##### RECORDS FOR THE TASK

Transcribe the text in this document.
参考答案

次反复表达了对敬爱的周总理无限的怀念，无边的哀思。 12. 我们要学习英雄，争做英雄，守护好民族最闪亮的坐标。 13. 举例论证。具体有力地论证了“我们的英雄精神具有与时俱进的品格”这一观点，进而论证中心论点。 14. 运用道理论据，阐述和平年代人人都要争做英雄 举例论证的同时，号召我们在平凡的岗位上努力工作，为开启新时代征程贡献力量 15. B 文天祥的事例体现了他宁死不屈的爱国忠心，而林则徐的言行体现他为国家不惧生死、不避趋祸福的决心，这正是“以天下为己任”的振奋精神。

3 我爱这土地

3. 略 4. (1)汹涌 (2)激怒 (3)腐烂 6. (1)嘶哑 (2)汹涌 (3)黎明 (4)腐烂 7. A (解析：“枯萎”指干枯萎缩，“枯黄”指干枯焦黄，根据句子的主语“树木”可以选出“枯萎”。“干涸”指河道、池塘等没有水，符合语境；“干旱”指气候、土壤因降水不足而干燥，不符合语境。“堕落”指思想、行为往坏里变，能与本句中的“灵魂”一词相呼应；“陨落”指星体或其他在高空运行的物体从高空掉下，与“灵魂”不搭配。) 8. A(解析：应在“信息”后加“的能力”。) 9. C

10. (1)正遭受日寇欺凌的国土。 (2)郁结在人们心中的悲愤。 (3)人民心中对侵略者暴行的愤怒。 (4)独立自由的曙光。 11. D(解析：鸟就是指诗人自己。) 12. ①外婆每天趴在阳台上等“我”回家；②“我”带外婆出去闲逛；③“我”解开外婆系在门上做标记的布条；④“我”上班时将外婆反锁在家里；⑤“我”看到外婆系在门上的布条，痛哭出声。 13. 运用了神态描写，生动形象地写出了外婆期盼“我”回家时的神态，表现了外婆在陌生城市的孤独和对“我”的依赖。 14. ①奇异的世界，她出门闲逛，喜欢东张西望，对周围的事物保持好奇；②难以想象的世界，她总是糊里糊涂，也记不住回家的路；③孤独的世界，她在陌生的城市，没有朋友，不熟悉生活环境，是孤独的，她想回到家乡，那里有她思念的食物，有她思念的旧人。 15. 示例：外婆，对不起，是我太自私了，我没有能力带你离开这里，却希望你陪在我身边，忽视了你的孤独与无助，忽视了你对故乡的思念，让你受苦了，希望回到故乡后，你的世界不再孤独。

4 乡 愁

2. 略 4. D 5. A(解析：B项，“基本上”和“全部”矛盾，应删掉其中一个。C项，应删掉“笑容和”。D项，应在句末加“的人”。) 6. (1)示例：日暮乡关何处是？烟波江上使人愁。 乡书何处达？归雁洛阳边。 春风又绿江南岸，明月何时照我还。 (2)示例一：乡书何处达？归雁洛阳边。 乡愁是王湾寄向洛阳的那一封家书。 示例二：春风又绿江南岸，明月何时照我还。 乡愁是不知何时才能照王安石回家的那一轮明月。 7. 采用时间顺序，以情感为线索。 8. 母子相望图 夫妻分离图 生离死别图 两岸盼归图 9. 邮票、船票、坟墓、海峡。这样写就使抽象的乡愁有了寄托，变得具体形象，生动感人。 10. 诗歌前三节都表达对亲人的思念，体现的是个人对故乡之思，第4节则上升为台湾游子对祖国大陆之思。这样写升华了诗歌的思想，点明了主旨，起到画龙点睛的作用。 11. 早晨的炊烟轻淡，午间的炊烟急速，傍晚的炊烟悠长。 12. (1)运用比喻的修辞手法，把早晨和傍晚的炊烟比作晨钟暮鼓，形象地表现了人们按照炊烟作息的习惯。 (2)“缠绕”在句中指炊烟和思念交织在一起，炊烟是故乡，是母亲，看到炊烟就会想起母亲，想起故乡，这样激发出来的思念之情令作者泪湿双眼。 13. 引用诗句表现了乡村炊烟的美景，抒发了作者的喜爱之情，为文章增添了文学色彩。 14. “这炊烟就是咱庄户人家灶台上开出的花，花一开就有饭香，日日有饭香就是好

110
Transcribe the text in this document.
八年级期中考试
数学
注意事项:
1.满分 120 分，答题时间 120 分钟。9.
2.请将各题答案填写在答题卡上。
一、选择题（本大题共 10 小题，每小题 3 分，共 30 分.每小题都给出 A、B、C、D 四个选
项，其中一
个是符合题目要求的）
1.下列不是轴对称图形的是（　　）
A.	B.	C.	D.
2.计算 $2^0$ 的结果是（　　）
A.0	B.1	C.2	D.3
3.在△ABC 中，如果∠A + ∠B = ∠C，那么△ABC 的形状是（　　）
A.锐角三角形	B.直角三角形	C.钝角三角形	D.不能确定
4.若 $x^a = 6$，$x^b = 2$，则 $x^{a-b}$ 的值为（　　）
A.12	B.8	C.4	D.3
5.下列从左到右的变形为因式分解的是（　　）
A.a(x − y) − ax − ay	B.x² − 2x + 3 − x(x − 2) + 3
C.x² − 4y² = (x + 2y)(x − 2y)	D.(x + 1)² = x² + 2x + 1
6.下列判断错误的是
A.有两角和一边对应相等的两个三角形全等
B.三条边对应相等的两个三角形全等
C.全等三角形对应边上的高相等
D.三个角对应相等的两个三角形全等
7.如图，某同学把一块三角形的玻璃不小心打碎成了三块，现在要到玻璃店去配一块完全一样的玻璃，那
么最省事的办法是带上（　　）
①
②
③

##########

= GOAL OF THE EXERCISE =
Reproduce the listing in full. Keep it exactly as written.

= THE RESPONSE =
Transcribe the text in this document.
参考答案

次反复表达了对敬爱的周总理无限的怀念，无边的哀思。 12. 我们要学习英雄，争做英雄，守护好民族最闪亮的坐标。 13. 举例论证。具体有力地论证了“我们的英雄精神具有与时俱进的品格”这一观点，进而论证中心论点。 14. 运用道理论据，阐述和平年代人人都要争做英雄 举例论证的同时，号召我们在平凡的岗位上努力工作，为开启新时代征程贡献力量 15. B 文天祥的事例体现了他宁死不屈的爱国忠心，而林则徐的言行体现他为国家不惧生死、不避趋祸福的决心，这正是“以天下为己任”的振奋精神。

3 我爱这土地

3. 略 4. (1)汹涌 (2)激怒 (3)腐烂 6. (1)嘶哑 (2)汹涌 (3)黎明 (4)腐烂 7. A (解析：“枯萎”指干枯萎缩，“枯黄”指干枯焦黄，根据句子的主语“树木”可以选出“枯萎”。“干涸”指河道、池塘等没有水，符合语境；“干旱”指气候、土壤因降水不足而干燥，不符合语境。“堕落”指思想、行为往坏里变，能与本句中的“灵魂”一词相呼应；“陨落”指星体或其他在高空运行的物体从高空掉下，与“灵魂”不搭配。) 8. A(解析：应在“信息”后加“的能力”。) 9. C

10. (1)正遭受日寇欺凌的国土。 (2)郁结在人们心中的悲愤。 (3)人民心中对侵略者暴行的愤怒。 (4)独立自由的曙光。 11. D(解析：鸟就是指诗人自己。) 12. ①外婆每天趴在阳台上等“我”回家；②“我”带外婆出去闲逛；③“我”解开外婆系在门上做标记的布条；④“我”上班时将外婆反锁在家里；⑤“我”看到外婆系在门上的布条，痛哭出声。 13. 运用了神态描写，生动形象地写出了外婆期盼“我”回家时的神态，表现了外婆在陌生城市的孤独和对“我”的依赖。 14. ①奇异的世界，她出门闲逛，喜欢东张西望，对周围的事物保持好奇；②难以想象的世界，她总是糊里糊涂，也记不住回家的路；③孤独的世界，她在陌生的城市，没有朋友，不熟悉生活环境，是孤独的，她想回到家乡，那里有她思念的食物，有她思念的旧人。 15. 示例：外婆，对不起，是我太自私了，我没有能力带你离开这里，却希望你陪在我身边，忽视了你的孤独与无助，忽视了你对故乡的思念，让你受苦了，希望回到故乡后，你的世界不再孤独。

4 乡 愁

2. 略 4. D 5. A(解析：B项，“基本上”和“全部”矛盾，应删掉其中一个。C项，应删掉“笑容和”。D项，应在句末加“的人”。) 6. (1)示例：日暮乡关何处是？烟波江上使人愁。 乡书何处达？归雁洛阳边。 春风又绿江南岸，明月何时照我还。 (2)示例一：乡书何处达？归雁洛阳边。 乡愁是王湾寄向洛阳的那一封家书。 示例二：春风又绿江南岸，明月何时照我还。 乡愁是不知何时才能照王安石回家的那一轮明月。 7. 采用时间顺序，以情感为线索。 8. 母子相望图 夫妻分离图 生离死别图 两岸盼归图 9. 邮票、船票、坟墓、海峡。这样写就使抽象的乡愁有了寄托，变得具体形象，生动感人。 10. 诗歌前三节都表达对亲人的思念，体现的是个人对故乡之思，第4节则上升为台湾游子对祖国大陆之思。这样写升华了诗歌的思想，点明了主旨，起到画龙点睛的作用。 11. 早晨的炊烟轻淡，午间的炊烟急速，傍晚的炊烟悠长。 12. (1)运用比喻的修辞手法，把早晨和傍晚的炊烟比作晨钟暮鼓，形象地表现了人们按照炊烟作息的习惯。 (2)“缠绕”在句中指炊烟和思念交织在一起，炊烟是故乡，是母亲，看到炊烟就会想起母亲，想起故乡，这样激发出来的思念之情令作者泪湿双眼。 13. 引用诗句表现了乡村炊烟的美景，抒发了作者的喜爱之情，为文章增添了文学色彩。 14. “这炊烟就是咱庄户人家灶台上开出的花，花一开就有饭香，日日有饭香就是好

110
Transcribe the text in this document.
八年级期中考试
数学
注意事项:
1.满分 120 分，答题时间 120 分钟。9.
2.请将各题答案填写在答题卡上。
一、选择题（本大题共 10 小题，每小题 3 分，共 30 分.每小题都给出 A、B、C、D 四个选
项，其中一
个是符合题目要求的）
1.下列不是轴对称图形的是（　　）
A.	B.	C.	D.
2.计算 $2^0$ 的结果是（　　）
A.0	B.1	C.2	D.3
3.在△ABC 中，如果∠A + ∠B = ∠C，那么△ABC 的形状是（　　）
A.锐角三角形	B.直角三角形	C.钝角三角形	D.不能确定
4.若 $x^a = 6$，$x^b = 2$，则 $x^{a-b}$ 的值为（　　）
A.12	B.8	C.4	D.3
5.下列从左到右的变形为因式分解的是（　　）
A.a(x − y) − ax − ay	B.x² − 2x + 3 − x(x − 2) + 3
C.x² − 4y² = (x + 2y)(x − 2y)	D.(x + 1)² = x² + 2x + 1
6.下列判断错误的是
A.有两角和一边对应相等的两个三角形全等
B.三条边对应相等的两个三角形全等
C.全等三角形对应边上的高相等
D.三个角对应相等的两个三角形全等
7.如图，某同学把一块三角形的玻璃不小心打碎成了三块，现在要到玻璃店去配一块完全一样的玻璃，那
么最省事的办法是带上（　　）
①
②
③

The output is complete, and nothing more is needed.